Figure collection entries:
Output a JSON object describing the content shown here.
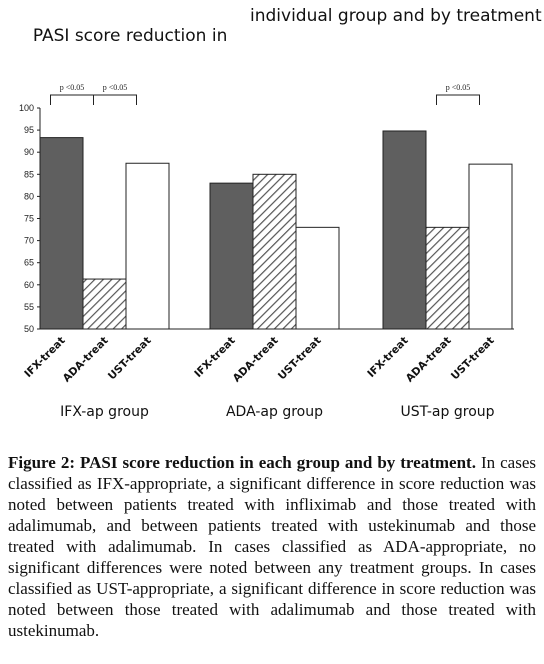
{
  "chart_data": {
    "type": "bar",
    "title_part1": "PASI score reduction in",
    "title_part2": "individual group and by treatment",
    "ylim": [
      50,
      100
    ],
    "yticks": [
      50,
      55,
      60,
      65,
      70,
      75,
      80,
      85,
      90,
      95,
      100
    ],
    "groups": [
      {
        "label": "IFX-ap group",
        "bars": [
          {
            "category": "IFX-treat",
            "value": 93.3,
            "style": "dark"
          },
          {
            "category": "ADA-treat",
            "value": 61.3,
            "style": "hatched"
          },
          {
            "category": "UST-treat",
            "value": 87.5,
            "style": "white"
          }
        ],
        "significance": [
          {
            "from": 0,
            "to": 1,
            "label": "p <0.05"
          },
          {
            "from": 1,
            "to": 2,
            "label": "p <0.05"
          }
        ]
      },
      {
        "label": "ADA-ap group",
        "bars": [
          {
            "category": "IFX-treat",
            "value": 83.0,
            "style": "dark"
          },
          {
            "category": "ADA-treat",
            "value": 85.0,
            "style": "hatched"
          },
          {
            "category": "UST-treat",
            "value": 73.0,
            "style": "white"
          }
        ],
        "significance": []
      },
      {
        "label": "UST-ap group",
        "bars": [
          {
            "category": "IFX-treat",
            "value": 94.8,
            "style": "dark"
          },
          {
            "category": "ADA-treat",
            "value": 73.0,
            "style": "hatched"
          },
          {
            "category": "UST-treat",
            "value": 87.3,
            "style": "white"
          }
        ],
        "significance": [
          {
            "from": 1,
            "to": 2,
            "label": "p <0.05"
          }
        ]
      }
    ],
    "colors": {
      "dark": "#5f5f5f",
      "hatch": "#555555",
      "outline": "#222222"
    }
  },
  "caption": {
    "label": "Figure 2: PASI score reduction in each group and by treatment.",
    "text": " In cases classified as IFX-appropriate, a significant difference in score reduction was noted between patients treated with infliximab and those treated with adalimumab, and between patients treated with ustekinumab and those treated with adalimumab. In cases classified as ADA-appropriate, no significant differences were noted between any treatment groups. In cases classified as UST-appropriate, a significant difference in score reduction was noted between those treated with adalimumab and those treated with ustekinumab."
  }
}
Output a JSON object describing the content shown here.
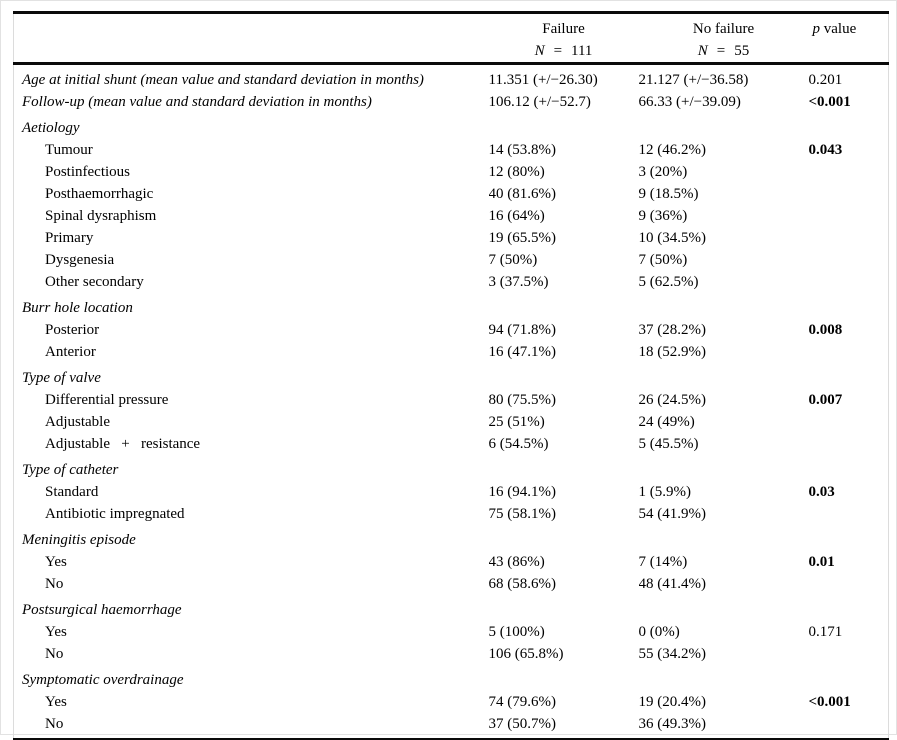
{
  "table": {
    "header": {
      "failure": {
        "label": "Failure",
        "n_symbol": "N",
        "equals": "=",
        "n_value": "111"
      },
      "no_failure": {
        "label": "No failure",
        "n_symbol": "N",
        "equals": "=",
        "n_value": "55"
      },
      "p": {
        "symbol": "p",
        "rest": "value"
      }
    },
    "rows": [
      {
        "style": "measure",
        "label": "Age at initial shunt (mean value and standard deviation in months)",
        "failure": "11.351 (+/−26.30)",
        "no_failure": "21.127 (+/−36.58)",
        "p": "0.201",
        "p_bold": false
      },
      {
        "style": "measure",
        "label": "Follow-up (mean value and standard deviation in months)",
        "failure": "106.12 (+/−52.7)",
        "no_failure": "66.33 (+/−39.09)",
        "p": "<0.001",
        "p_bold": true
      },
      {
        "style": "section",
        "label": "Aetiology",
        "failure": "",
        "no_failure": "",
        "p": "",
        "p_bold": false
      },
      {
        "style": "item",
        "label": "Tumour",
        "failure": "14 (53.8%)",
        "no_failure": "12 (46.2%)",
        "p": "0.043",
        "p_bold": true
      },
      {
        "style": "item",
        "label": "Postinfectious",
        "failure": "12 (80%)",
        "no_failure": "3 (20%)",
        "p": "",
        "p_bold": false
      },
      {
        "style": "item",
        "label": "Posthaemorrhagic",
        "failure": "40 (81.6%)",
        "no_failure": "9 (18.5%)",
        "p": "",
        "p_bold": false
      },
      {
        "style": "item",
        "label": "Spinal dysraphism",
        "failure": "16 (64%)",
        "no_failure": "9 (36%)",
        "p": "",
        "p_bold": false
      },
      {
        "style": "item",
        "label": "Primary",
        "failure": "19 (65.5%)",
        "no_failure": "10 (34.5%)",
        "p": "",
        "p_bold": false
      },
      {
        "style": "item",
        "label": "Dysgenesia",
        "failure": "7 (50%)",
        "no_failure": "7 (50%)",
        "p": "",
        "p_bold": false
      },
      {
        "style": "item",
        "label": "Other secondary",
        "failure": "3 (37.5%)",
        "no_failure": "5 (62.5%)",
        "p": "",
        "p_bold": false
      },
      {
        "style": "section",
        "label": "Burr hole location",
        "failure": "",
        "no_failure": "",
        "p": "",
        "p_bold": false
      },
      {
        "style": "item",
        "label": "Posterior",
        "failure": "94 (71.8%)",
        "no_failure": "37 (28.2%)",
        "p": "0.008",
        "p_bold": true
      },
      {
        "style": "item",
        "label": "Anterior",
        "failure": "16 (47.1%)",
        "no_failure": "18 (52.9%)",
        "p": "",
        "p_bold": false
      },
      {
        "style": "section",
        "label": "Type of valve",
        "failure": "",
        "no_failure": "",
        "p": "",
        "p_bold": false
      },
      {
        "style": "item",
        "label": "Differential pressure",
        "failure": "80 (75.5%)",
        "no_failure": "26 (24.5%)",
        "p": "0.007",
        "p_bold": true
      },
      {
        "style": "item",
        "label": "Adjustable",
        "failure": "25 (51%)",
        "no_failure": "24 (49%)",
        "p": "",
        "p_bold": false
      },
      {
        "style": "item",
        "label": "Adjustable   +   resistance",
        "failure": "6 (54.5%)",
        "no_failure": "5 (45.5%)",
        "p": "",
        "p_bold": false
      },
      {
        "style": "section",
        "label": "Type of catheter",
        "failure": "",
        "no_failure": "",
        "p": "",
        "p_bold": false
      },
      {
        "style": "item",
        "label": "Standard",
        "failure": "16 (94.1%)",
        "no_failure": "1 (5.9%)",
        "p": "0.03",
        "p_bold": true
      },
      {
        "style": "item",
        "label": "Antibiotic impregnated",
        "failure": "75 (58.1%)",
        "no_failure": "54 (41.9%)",
        "p": "",
        "p_bold": false
      },
      {
        "style": "section",
        "label": "Meningitis episode",
        "failure": "",
        "no_failure": "",
        "p": "",
        "p_bold": false
      },
      {
        "style": "item",
        "label": "Yes",
        "failure": "43 (86%)",
        "no_failure": "7 (14%)",
        "p": "0.01",
        "p_bold": true
      },
      {
        "style": "item",
        "label": "No",
        "failure": "68 (58.6%)",
        "no_failure": "48 (41.4%)",
        "p": "",
        "p_bold": false
      },
      {
        "style": "section",
        "label": "Postsurgical haemorrhage",
        "failure": "",
        "no_failure": "",
        "p": "",
        "p_bold": false
      },
      {
        "style": "item",
        "label": "Yes",
        "failure": "5 (100%)",
        "no_failure": "0 (0%)",
        "p": "0.171",
        "p_bold": false
      },
      {
        "style": "item",
        "label": "No",
        "failure": "106 (65.8%)",
        "no_failure": "55 (34.2%)",
        "p": "",
        "p_bold": false
      },
      {
        "style": "section",
        "label": "Symptomatic overdrainage",
        "failure": "",
        "no_failure": "",
        "p": "",
        "p_bold": false
      },
      {
        "style": "item",
        "label": "Yes",
        "failure": "74 (79.6%)",
        "no_failure": "19 (20.4%)",
        "p": "<0.001",
        "p_bold": true
      },
      {
        "style": "item",
        "label": "No",
        "failure": "37 (50.7%)",
        "no_failure": "36 (49.3%)",
        "p": "",
        "p_bold": false
      }
    ]
  }
}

> Task brief
Please transcribe the entries exactly, omitting the images.

> Solved problem
Output a JSON object describing the content shown here.
{
  "chart_data": {
    "type": "bar",
    "title_part1": "PASI score reduction in",
    "title_part2": "individual group and by treatment",
    "ylim": [
      50,
      100
    ],
    "yticks": [
      50,
      55,
      60,
      65,
      70,
      75,
      80,
      85,
      90,
      95,
      100
    ],
    "groups": [
      {
        "label": "IFX-ap group",
        "bars": [
          {
            "category": "IFX-treat",
            "value": 93.3,
            "style": "dark"
          },
          {
            "category": "ADA-treat",
            "value": 61.3,
            "style": "hatched"
          },
          {
            "category": "UST-treat",
            "value": 87.5,
            "style": "white"
          }
        ],
        "significance": [
          {
            "from": 0,
            "to": 1,
            "label": "p <0.05"
          },
          {
            "from": 1,
            "to": 2,
            "label": "p <0.05"
          }
        ]
      },
      {
        "label": "ADA-ap group",
        "bars": [
          {
            "category": "IFX-treat",
            "value": 83.0,
            "style": "dark"
          },
          {
            "category": "ADA-treat",
            "value": 85.0,
            "style": "hatched"
          },
          {
            "category": "UST-treat",
            "value": 73.0,
            "style": "white"
          }
        ],
        "significance": []
      },
      {
        "label": "UST-ap group",
        "bars": [
          {
            "category": "IFX-treat",
            "value": 94.8,
            "style": "dark"
          },
          {
            "category": "ADA-treat",
            "value": 73.0,
            "style": "hatched"
          },
          {
            "category": "UST-treat",
            "value": 87.3,
            "style": "white"
          }
        ],
        "significance": [
          {
            "from": 1,
            "to": 2,
            "label": "p <0.05"
          }
        ]
      }
    ],
    "colors": {
      "dark": "#5f5f5f",
      "hatch": "#555555",
      "outline": "#222222"
    }
  },
  "caption": {
    "label": "Figure 2: PASI score reduction in each group and by treatment.",
    "text": " In cases classified as IFX-appropriate, a significant difference in score reduction was noted between patients treated with infliximab and those treated with adalimumab, and between patients treated with ustekinumab and those treated with adalimumab. In cases classified as ADA-appropriate, no significant differences were noted between any treatment groups. In cases classified as UST-appropriate, a significant difference in score reduction was noted between those treated with adalimumab and those treated with ustekinumab."
  }
}
Output a JSON object describing the content shown here.
{
  "table": {
    "header": {
      "failure": {
        "label": "Failure",
        "n_symbol": "N",
        "equals": "=",
        "n_value": "111"
      },
      "no_failure": {
        "label": "No failure",
        "n_symbol": "N",
        "equals": "=",
        "n_value": "55"
      },
      "p": {
        "symbol": "p",
        "rest": "value"
      }
    },
    "rows": [
      {
        "style": "measure",
        "label": "Age at initial shunt (mean value and standard deviation in months)",
        "failure": "11.351 (+/−26.30)",
        "no_failure": "21.127 (+/−36.58)",
        "p": "0.201",
        "p_bold": false
      },
      {
        "style": "measure",
        "label": "Follow-up (mean value and standard deviation in months)",
        "failure": "106.12 (+/−52.7)",
        "no_failure": "66.33 (+/−39.09)",
        "p": "<0.001",
        "p_bold": true
      },
      {
        "style": "section",
        "label": "Aetiology",
        "failure": "",
        "no_failure": "",
        "p": "",
        "p_bold": false
      },
      {
        "style": "item",
        "label": "Tumour",
        "failure": "14 (53.8%)",
        "no_failure": "12 (46.2%)",
        "p": "0.043",
        "p_bold": true
      },
      {
        "style": "item",
        "label": "Postinfectious",
        "failure": "12 (80%)",
        "no_failure": "3 (20%)",
        "p": "",
        "p_bold": false
      },
      {
        "style": "item",
        "label": "Posthaemorrhagic",
        "failure": "40 (81.6%)",
        "no_failure": "9 (18.5%)",
        "p": "",
        "p_bold": false
      },
      {
        "style": "item",
        "label": "Spinal dysraphism",
        "failure": "16 (64%)",
        "no_failure": "9 (36%)",
        "p": "",
        "p_bold": false
      },
      {
        "style": "item",
        "label": "Primary",
        "failure": "19 (65.5%)",
        "no_failure": "10 (34.5%)",
        "p": "",
        "p_bold": false
      },
      {
        "style": "item",
        "label": "Dysgenesia",
        "failure": "7 (50%)",
        "no_failure": "7 (50%)",
        "p": "",
        "p_bold": false
      },
      {
        "style": "item",
        "label": "Other secondary",
        "failure": "3 (37.5%)",
        "no_failure": "5 (62.5%)",
        "p": "",
        "p_bold": false
      },
      {
        "style": "section",
        "label": "Burr hole location",
        "failure": "",
        "no_failure": "",
        "p": "",
        "p_bold": false
      },
      {
        "style": "item",
        "label": "Posterior",
        "failure": "94 (71.8%)",
        "no_failure": "37 (28.2%)",
        "p": "0.008",
        "p_bold": true
      },
      {
        "style": "item",
        "label": "Anterior",
        "failure": "16 (47.1%)",
        "no_failure": "18 (52.9%)",
        "p": "",
        "p_bold": false
      },
      {
        "style": "section",
        "label": "Type of valve",
        "failure": "",
        "no_failure": "",
        "p": "",
        "p_bold": false
      },
      {
        "style": "item",
        "label": "Differential pressure",
        "failure": "80 (75.5%)",
        "no_failure": "26 (24.5%)",
        "p": "0.007",
        "p_bold": true
      },
      {
        "style": "item",
        "label": "Adjustable",
        "failure": "25 (51%)",
        "no_failure": "24 (49%)",
        "p": "",
        "p_bold": false
      },
      {
        "style": "item",
        "label": "Adjustable   +   resistance",
        "failure": "6 (54.5%)",
        "no_failure": "5 (45.5%)",
        "p": "",
        "p_bold": false
      },
      {
        "style": "section",
        "label": "Type of catheter",
        "failure": "",
        "no_failure": "",
        "p": "",
        "p_bold": false
      },
      {
        "style": "item",
        "label": "Standard",
        "failure": "16 (94.1%)",
        "no_failure": "1 (5.9%)",
        "p": "0.03",
        "p_bold": true
      },
      {
        "style": "item",
        "label": "Antibiotic impregnated",
        "failure": "75 (58.1%)",
        "no_failure": "54 (41.9%)",
        "p": "",
        "p_bold": false
      },
      {
        "style": "section",
        "label": "Meningitis episode",
        "failure": "",
        "no_failure": "",
        "p": "",
        "p_bold": false
      },
      {
        "style": "item",
        "label": "Yes",
        "failure": "43 (86%)",
        "no_failure": "7 (14%)",
        "p": "0.01",
        "p_bold": true
      },
      {
        "style": "item",
        "label": "No",
        "failure": "68 (58.6%)",
        "no_failure": "48 (41.4%)",
        "p": "",
        "p_bold": false
      },
      {
        "style": "section",
        "label": "Postsurgical haemorrhage",
        "failure": "",
        "no_failure": "",
        "p": "",
        "p_bold": false
      },
      {
        "style": "item",
        "label": "Yes",
        "failure": "5 (100%)",
        "no_failure": "0 (0%)",
        "p": "0.171",
        "p_bold": false
      },
      {
        "style": "item",
        "label": "No",
        "failure": "106 (65.8%)",
        "no_failure": "55 (34.2%)",
        "p": "",
        "p_bold": false
      },
      {
        "style": "section",
        "label": "Symptomatic overdrainage",
        "failure": "",
        "no_failure": "",
        "p": "",
        "p_bold": false
      },
      {
        "style": "item",
        "label": "Yes",
        "failure": "74 (79.6%)",
        "no_failure": "19 (20.4%)",
        "p": "<0.001",
        "p_bold": true
      },
      {
        "style": "item",
        "label": "No",
        "failure": "37 (50.7%)",
        "no_failure": "36 (49.3%)",
        "p": "",
        "p_bold": false
      }
    ]
  }
}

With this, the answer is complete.